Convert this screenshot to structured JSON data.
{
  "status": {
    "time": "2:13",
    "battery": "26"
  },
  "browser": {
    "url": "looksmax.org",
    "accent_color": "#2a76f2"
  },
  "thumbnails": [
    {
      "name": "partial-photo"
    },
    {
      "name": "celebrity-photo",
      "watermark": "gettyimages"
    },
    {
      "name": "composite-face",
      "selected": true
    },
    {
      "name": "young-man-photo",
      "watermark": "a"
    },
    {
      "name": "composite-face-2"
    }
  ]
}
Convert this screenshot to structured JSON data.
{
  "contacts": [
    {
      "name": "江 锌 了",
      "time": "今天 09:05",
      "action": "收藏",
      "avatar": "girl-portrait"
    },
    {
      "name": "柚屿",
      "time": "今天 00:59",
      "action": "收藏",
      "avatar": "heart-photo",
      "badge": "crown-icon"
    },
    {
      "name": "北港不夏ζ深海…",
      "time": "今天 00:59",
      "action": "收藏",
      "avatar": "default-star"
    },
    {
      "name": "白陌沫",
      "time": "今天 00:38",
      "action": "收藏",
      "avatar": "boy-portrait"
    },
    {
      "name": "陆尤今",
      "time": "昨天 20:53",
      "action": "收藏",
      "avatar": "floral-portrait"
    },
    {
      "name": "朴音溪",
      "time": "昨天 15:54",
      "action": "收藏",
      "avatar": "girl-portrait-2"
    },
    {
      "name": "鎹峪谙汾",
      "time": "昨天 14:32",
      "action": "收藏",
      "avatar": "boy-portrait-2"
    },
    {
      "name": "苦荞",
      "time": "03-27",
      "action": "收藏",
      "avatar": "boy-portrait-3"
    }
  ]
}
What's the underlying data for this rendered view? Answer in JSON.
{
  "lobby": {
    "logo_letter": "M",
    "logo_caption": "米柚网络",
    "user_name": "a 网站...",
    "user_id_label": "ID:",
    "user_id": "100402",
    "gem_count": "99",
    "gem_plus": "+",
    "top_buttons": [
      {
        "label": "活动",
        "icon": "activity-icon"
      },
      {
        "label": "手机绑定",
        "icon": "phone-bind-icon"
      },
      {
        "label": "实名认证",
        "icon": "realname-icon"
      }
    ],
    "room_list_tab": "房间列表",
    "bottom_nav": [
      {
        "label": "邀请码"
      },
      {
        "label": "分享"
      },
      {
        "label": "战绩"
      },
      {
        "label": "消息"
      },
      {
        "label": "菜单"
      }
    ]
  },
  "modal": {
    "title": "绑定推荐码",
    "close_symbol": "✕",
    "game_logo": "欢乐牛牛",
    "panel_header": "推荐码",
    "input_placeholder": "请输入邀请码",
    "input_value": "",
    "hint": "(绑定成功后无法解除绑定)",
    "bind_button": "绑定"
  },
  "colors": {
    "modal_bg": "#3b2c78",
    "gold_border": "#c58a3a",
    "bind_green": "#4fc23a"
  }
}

■ Required work ■
What is needed here is an exact reproduction of all the entries.

■ Problem solution ■
Convert this screenshot to structured JSON data.
{
  "status": {
    "time": "2:13",
    "battery": "26"
  },
  "browser": {
    "url": "looksmax.org",
    "accent_color": "#2a76f2"
  },
  "thumbnails": [
    {
      "name": "partial-photo"
    },
    {
      "name": "celebrity-photo",
      "watermark": "gettyimages"
    },
    {
      "name": "composite-face",
      "selected": true
    },
    {
      "name": "young-man-photo",
      "watermark": "a"
    },
    {
      "name": "composite-face-2"
    }
  ]
}
Convert this screenshot to structured JSON data.
{
  "contacts": [
    {
      "name": "江 锌 了",
      "time": "今天 09:05",
      "action": "收藏",
      "avatar": "girl-portrait"
    },
    {
      "name": "柚屿",
      "time": "今天 00:59",
      "action": "收藏",
      "avatar": "heart-photo",
      "badge": "crown-icon"
    },
    {
      "name": "北港不夏ζ深海…",
      "time": "今天 00:59",
      "action": "收藏",
      "avatar": "default-star"
    },
    {
      "name": "白陌沫",
      "time": "今天 00:38",
      "action": "收藏",
      "avatar": "boy-portrait"
    },
    {
      "name": "陆尤今",
      "time": "昨天 20:53",
      "action": "收藏",
      "avatar": "floral-portrait"
    },
    {
      "name": "朴音溪",
      "time": "昨天 15:54",
      "action": "收藏",
      "avatar": "girl-portrait-2"
    },
    {
      "name": "鎹峪谙汾",
      "time": "昨天 14:32",
      "action": "收藏",
      "avatar": "boy-portrait-2"
    },
    {
      "name": "苦荞",
      "time": "03-27",
      "action": "收藏",
      "avatar": "boy-portrait-3"
    }
  ]
}
What's the underlying data for this rendered view? Answer in JSON.
{
  "lobby": {
    "logo_letter": "M",
    "logo_caption": "米柚网络",
    "user_name": "a 网站...",
    "user_id_label": "ID:",
    "user_id": "100402",
    "gem_count": "99",
    "gem_plus": "+",
    "top_buttons": [
      {
        "label": "活动",
        "icon": "activity-icon"
      },
      {
        "label": "手机绑定",
        "icon": "phone-bind-icon"
      },
      {
        "label": "实名认证",
        "icon": "realname-icon"
      }
    ],
    "room_list_tab": "房间列表",
    "bottom_nav": [
      {
        "label": "邀请码"
      },
      {
        "label": "分享"
      },
      {
        "label": "战绩"
      },
      {
        "label": "消息"
      },
      {
        "label": "菜单"
      }
    ]
  },
  "modal": {
    "title": "绑定推荐码",
    "close_symbol": "✕",
    "game_logo": "欢乐牛牛",
    "panel_header": "推荐码",
    "input_placeholder": "请输入邀请码",
    "input_value": "",
    "hint": "(绑定成功后无法解除绑定)",
    "bind_button": "绑定"
  },
  "colors": {
    "modal_bg": "#3b2c78",
    "gold_border": "#c58a3a",
    "bind_green": "#4fc23a"
  }
}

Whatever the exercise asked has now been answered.